=== Provided entries ===

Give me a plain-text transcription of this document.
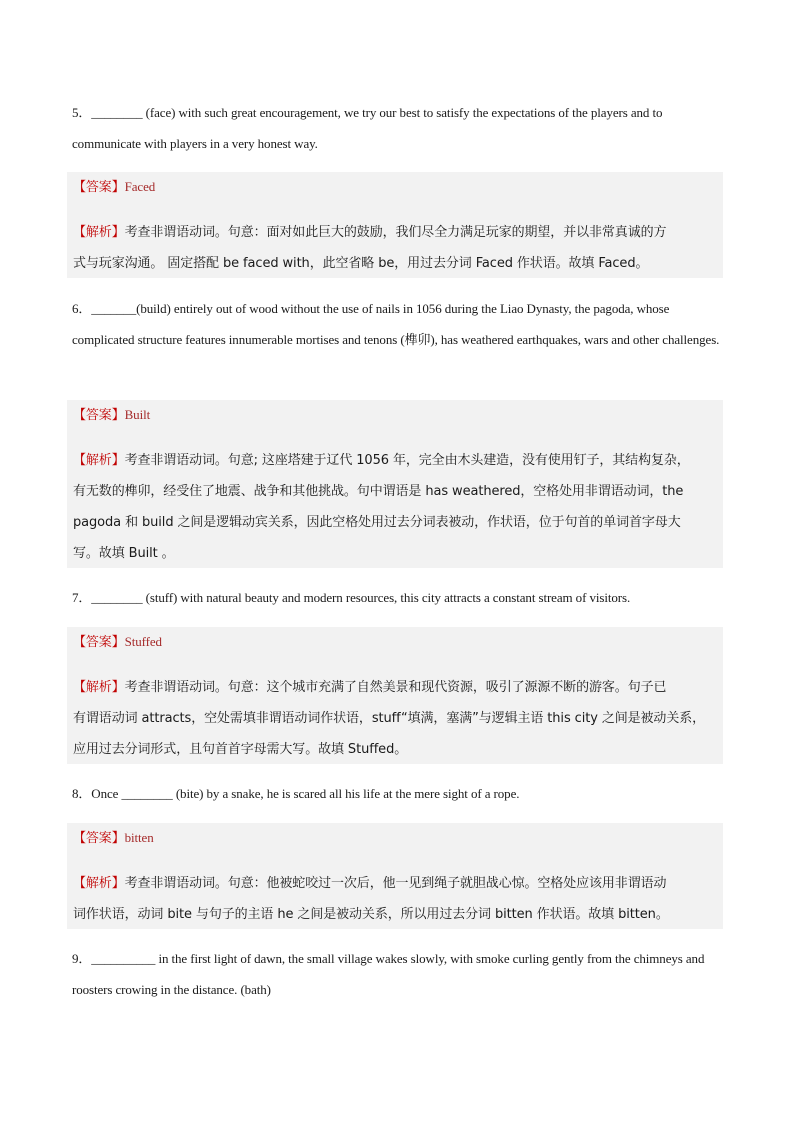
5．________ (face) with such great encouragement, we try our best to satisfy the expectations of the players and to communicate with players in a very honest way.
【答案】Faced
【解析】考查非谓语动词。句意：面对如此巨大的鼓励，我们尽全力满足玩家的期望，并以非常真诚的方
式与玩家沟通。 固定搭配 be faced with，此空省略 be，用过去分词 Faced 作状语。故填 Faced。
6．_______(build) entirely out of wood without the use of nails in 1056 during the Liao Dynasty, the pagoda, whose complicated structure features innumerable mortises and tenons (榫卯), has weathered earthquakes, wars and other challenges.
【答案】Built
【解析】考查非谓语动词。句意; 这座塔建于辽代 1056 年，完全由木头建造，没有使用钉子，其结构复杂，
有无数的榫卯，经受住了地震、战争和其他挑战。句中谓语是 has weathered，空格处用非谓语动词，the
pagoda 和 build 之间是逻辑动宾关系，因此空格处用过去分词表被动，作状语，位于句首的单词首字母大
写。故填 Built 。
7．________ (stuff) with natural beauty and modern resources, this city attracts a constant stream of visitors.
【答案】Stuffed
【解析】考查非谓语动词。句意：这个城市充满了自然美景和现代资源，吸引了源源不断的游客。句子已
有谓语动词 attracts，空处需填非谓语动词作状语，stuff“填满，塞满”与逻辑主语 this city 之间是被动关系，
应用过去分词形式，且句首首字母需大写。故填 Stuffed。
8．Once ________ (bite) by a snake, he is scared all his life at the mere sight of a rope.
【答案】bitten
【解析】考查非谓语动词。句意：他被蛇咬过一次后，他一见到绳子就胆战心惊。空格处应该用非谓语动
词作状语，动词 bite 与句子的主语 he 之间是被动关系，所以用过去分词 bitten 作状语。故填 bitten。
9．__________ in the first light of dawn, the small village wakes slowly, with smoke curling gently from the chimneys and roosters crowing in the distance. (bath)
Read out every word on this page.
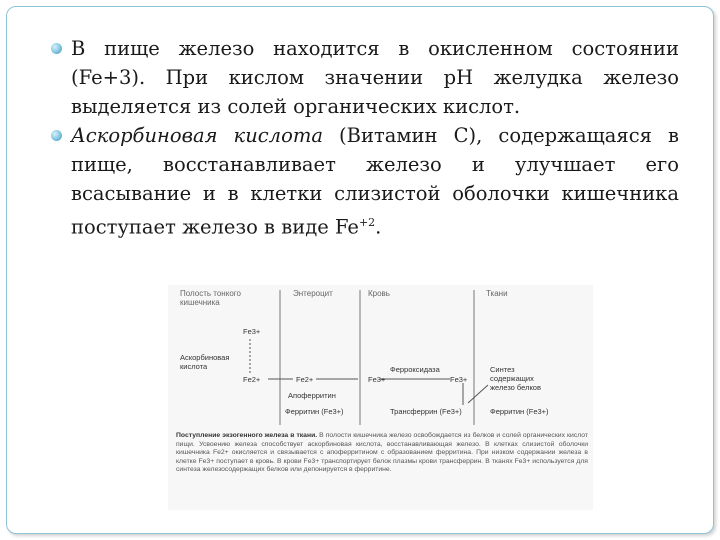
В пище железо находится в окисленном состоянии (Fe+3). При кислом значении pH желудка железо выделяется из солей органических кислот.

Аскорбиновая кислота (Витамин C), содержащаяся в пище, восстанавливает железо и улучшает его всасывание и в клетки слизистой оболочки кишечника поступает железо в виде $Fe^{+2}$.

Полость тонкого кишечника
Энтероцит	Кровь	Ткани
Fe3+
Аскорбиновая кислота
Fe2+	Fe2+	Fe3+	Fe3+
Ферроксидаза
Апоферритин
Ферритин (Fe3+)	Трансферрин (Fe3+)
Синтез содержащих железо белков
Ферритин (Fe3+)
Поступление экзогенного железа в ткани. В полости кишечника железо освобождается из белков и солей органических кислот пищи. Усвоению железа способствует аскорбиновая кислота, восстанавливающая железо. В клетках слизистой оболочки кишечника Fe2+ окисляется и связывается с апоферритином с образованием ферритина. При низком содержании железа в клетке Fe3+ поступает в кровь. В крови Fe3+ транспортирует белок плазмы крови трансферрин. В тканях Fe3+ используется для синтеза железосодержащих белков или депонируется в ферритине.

===

## [Written task]
Produce an exact reproduction of the lines from the line containing "Read out every word on this page." through the last line of the records. Any picture is left out.

## [Result for this exercise]
Read out every word on this page.
В пище железо находится в окисленном состоянии (Fe+3). При кислом значении pH желудка железо выделяется из солей органических кислот.

Аскорбиновая кислота (Витамин C), содержащаяся в пище, восстанавливает железо и улучшает его всасывание и в клетки слизистой оболочки кишечника поступает железо в виде $Fe^{+2}$.

Полость тонкого кишечника
Энтероцит	Кровь	Ткани
Fe3+
Аскорбиновая кислота
Fe2+	Fe2+	Fe3+	Fe3+
Ферроксидаза
Апоферритин
Ферритин (Fe3+)	Трансферрин (Fe3+)
Синтез содержащих железо белков
Ферритин (Fe3+)
Поступление экзогенного железа в ткани. В полости кишечника железо освобождается из белков и солей органических кислот пищи. Усвоению железа способствует аскорбиновая кислота, восстанавливающая железо. В клетках слизистой оболочки кишечника Fe2+ окисляется и связывается с апоферритином с образованием ферритина. При низком содержании железа в клетке Fe3+ поступает в кровь. В крови Fe3+ транспортирует белок плазмы крови трансферрин. В тканях Fe3+ используется для синтеза железосодержащих белков или депонируется в ферритине.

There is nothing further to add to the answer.